OBJECTIVE: Locate the word "JSON" in the entries below, then gather every line that holds it.

SOURCE MATERIAL:
════════
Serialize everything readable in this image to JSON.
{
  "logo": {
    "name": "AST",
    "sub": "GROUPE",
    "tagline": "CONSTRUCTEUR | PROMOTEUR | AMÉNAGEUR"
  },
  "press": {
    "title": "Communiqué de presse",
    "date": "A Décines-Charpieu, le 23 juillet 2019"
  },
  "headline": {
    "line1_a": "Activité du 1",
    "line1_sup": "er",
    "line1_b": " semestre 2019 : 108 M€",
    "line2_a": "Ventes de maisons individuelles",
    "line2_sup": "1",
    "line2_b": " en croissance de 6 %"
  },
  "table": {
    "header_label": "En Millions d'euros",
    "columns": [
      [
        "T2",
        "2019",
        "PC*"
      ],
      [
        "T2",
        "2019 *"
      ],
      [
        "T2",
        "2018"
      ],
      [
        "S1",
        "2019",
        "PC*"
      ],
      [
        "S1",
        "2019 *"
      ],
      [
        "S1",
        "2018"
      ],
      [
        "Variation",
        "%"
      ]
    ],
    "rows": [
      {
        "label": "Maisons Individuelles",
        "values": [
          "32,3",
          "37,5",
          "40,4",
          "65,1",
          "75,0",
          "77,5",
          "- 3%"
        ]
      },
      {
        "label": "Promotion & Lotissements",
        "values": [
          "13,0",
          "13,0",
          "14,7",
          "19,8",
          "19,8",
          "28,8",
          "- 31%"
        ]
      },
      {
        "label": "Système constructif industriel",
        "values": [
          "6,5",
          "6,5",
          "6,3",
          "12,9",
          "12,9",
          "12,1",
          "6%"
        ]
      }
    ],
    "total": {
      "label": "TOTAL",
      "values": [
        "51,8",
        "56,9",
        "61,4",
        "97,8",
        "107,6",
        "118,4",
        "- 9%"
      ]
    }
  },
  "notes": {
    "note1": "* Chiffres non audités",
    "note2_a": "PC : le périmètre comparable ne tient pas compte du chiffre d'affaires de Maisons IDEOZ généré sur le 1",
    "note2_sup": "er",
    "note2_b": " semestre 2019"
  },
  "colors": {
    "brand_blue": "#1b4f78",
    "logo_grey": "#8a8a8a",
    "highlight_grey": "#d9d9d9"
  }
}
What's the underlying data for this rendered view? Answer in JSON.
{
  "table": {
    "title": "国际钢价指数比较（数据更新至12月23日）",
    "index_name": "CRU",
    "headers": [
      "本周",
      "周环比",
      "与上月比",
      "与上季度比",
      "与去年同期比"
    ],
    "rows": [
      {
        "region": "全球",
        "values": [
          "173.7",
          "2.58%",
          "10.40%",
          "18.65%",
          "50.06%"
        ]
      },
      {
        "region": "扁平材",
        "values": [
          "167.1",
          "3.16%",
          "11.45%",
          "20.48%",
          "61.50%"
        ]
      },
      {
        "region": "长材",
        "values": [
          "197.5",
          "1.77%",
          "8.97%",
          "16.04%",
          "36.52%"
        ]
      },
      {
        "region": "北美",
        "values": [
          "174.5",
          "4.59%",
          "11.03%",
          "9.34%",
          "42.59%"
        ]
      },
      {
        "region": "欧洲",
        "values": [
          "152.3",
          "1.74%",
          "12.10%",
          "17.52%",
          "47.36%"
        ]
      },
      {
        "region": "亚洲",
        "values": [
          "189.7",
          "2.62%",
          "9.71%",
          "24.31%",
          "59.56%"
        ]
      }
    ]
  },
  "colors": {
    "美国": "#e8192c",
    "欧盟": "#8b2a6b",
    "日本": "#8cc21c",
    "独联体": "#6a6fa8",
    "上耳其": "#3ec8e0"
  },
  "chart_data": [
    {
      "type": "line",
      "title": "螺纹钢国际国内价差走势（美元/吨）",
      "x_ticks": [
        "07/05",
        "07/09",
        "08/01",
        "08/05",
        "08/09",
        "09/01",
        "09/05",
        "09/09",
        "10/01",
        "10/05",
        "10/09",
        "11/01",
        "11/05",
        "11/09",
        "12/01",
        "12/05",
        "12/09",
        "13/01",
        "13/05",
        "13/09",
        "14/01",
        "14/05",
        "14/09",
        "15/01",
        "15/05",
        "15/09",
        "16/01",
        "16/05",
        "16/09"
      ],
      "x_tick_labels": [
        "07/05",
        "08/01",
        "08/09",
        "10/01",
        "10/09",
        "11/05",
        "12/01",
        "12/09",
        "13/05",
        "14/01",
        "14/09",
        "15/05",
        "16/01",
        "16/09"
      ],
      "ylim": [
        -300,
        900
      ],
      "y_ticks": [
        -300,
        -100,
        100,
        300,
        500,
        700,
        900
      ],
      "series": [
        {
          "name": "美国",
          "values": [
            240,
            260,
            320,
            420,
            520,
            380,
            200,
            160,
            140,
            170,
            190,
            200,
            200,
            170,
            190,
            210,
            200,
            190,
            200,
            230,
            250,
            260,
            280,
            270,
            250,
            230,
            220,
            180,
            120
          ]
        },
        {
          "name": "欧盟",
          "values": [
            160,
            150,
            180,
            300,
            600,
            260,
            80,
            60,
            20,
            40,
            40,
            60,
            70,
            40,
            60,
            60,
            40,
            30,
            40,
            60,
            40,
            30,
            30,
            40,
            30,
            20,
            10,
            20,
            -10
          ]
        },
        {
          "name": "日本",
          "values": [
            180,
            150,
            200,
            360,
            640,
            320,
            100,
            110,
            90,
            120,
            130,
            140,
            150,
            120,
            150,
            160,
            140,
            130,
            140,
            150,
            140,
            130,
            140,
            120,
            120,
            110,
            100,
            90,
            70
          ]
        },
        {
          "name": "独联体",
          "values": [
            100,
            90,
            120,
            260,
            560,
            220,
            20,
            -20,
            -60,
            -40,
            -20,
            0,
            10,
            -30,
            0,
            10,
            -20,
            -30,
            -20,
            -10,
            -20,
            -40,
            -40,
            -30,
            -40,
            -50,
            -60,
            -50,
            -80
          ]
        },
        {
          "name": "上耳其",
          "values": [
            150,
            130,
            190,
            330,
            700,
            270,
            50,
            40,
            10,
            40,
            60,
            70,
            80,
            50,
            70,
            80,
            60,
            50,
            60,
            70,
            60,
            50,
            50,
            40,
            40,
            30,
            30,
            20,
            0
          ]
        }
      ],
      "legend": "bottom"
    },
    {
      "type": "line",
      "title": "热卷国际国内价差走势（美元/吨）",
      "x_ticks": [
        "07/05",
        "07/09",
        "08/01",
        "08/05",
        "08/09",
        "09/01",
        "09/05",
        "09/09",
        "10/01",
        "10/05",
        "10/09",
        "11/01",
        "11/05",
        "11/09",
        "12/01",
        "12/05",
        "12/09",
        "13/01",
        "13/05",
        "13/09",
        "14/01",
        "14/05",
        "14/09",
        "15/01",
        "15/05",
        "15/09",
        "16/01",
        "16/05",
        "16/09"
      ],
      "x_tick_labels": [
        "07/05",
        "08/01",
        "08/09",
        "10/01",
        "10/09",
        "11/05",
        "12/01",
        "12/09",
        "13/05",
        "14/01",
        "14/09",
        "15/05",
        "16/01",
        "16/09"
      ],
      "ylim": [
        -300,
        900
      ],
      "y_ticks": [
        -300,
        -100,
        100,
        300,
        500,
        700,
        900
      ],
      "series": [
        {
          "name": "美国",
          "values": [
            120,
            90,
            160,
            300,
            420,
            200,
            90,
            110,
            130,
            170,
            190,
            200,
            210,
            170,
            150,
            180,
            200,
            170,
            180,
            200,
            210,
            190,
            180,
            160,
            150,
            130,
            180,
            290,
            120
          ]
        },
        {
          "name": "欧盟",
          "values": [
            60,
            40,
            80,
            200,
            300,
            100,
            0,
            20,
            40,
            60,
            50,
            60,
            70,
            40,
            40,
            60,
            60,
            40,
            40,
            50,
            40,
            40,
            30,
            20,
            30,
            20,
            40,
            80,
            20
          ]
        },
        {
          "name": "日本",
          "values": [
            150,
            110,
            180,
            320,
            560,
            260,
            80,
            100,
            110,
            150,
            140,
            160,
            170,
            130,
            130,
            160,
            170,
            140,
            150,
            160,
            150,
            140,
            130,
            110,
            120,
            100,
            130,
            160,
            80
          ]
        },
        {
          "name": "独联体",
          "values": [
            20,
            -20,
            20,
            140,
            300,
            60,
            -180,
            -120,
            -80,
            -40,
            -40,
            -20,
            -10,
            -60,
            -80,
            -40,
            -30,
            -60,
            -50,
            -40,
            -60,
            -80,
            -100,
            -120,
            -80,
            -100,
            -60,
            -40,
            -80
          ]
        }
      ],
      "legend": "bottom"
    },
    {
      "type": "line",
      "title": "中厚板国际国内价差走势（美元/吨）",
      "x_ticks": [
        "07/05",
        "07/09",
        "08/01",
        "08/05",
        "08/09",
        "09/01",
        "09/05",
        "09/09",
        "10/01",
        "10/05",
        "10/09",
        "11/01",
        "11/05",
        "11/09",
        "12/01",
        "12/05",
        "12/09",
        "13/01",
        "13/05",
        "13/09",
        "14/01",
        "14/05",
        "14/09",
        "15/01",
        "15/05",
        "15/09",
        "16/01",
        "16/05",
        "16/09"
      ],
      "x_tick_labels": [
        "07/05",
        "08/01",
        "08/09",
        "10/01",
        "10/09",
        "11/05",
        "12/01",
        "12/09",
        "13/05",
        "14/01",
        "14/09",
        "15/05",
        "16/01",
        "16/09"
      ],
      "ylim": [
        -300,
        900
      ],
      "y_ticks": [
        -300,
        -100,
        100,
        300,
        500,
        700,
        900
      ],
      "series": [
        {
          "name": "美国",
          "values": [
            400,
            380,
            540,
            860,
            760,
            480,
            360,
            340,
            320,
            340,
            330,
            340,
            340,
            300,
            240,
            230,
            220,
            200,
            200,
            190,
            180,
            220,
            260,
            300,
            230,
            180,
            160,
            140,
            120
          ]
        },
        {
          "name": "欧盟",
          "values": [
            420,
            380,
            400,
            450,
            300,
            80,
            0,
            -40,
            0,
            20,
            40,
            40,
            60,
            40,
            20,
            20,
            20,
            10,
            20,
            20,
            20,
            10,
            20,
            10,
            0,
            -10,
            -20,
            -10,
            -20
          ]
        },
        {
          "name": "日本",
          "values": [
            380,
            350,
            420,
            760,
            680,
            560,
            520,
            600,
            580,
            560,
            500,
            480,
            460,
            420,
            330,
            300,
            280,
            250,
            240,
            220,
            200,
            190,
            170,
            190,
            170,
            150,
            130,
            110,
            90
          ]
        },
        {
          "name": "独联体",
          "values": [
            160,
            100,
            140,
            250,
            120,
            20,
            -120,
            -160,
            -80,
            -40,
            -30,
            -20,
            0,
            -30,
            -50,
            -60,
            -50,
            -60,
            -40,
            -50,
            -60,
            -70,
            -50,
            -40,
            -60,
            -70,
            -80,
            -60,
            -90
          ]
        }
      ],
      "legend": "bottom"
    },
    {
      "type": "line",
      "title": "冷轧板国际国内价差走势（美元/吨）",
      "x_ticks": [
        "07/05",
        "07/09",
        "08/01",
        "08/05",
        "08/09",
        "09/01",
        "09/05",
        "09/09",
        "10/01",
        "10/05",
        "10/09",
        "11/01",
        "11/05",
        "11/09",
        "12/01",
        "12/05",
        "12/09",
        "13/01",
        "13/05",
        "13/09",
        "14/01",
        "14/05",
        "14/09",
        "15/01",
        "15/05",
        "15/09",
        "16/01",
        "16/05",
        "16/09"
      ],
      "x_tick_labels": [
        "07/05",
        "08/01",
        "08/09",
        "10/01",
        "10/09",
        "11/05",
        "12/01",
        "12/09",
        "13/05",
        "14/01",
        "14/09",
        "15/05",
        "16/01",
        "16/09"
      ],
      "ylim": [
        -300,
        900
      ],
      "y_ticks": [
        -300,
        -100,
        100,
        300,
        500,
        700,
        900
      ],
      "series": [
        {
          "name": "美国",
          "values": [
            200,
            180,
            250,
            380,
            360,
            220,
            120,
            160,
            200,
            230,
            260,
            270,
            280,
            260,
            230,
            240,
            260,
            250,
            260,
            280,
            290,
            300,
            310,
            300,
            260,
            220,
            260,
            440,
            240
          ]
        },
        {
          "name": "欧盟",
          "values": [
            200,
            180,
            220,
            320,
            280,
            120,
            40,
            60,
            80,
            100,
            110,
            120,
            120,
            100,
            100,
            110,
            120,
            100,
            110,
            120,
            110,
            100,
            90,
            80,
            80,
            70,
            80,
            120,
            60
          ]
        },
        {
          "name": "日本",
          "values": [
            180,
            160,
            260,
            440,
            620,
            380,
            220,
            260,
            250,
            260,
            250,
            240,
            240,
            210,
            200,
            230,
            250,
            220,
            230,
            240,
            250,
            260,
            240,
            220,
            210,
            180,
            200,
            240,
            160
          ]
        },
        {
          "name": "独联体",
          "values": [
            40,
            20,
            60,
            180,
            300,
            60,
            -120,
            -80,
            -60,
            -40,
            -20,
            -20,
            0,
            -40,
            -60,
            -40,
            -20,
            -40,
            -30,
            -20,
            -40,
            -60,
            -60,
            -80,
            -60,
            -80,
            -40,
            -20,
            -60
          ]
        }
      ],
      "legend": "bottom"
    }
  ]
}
════════
SOLUTION TO THIS TASK:
Serialize everything readable in this image to JSON.
What's the underlying data for this rendered view? Answer in JSON.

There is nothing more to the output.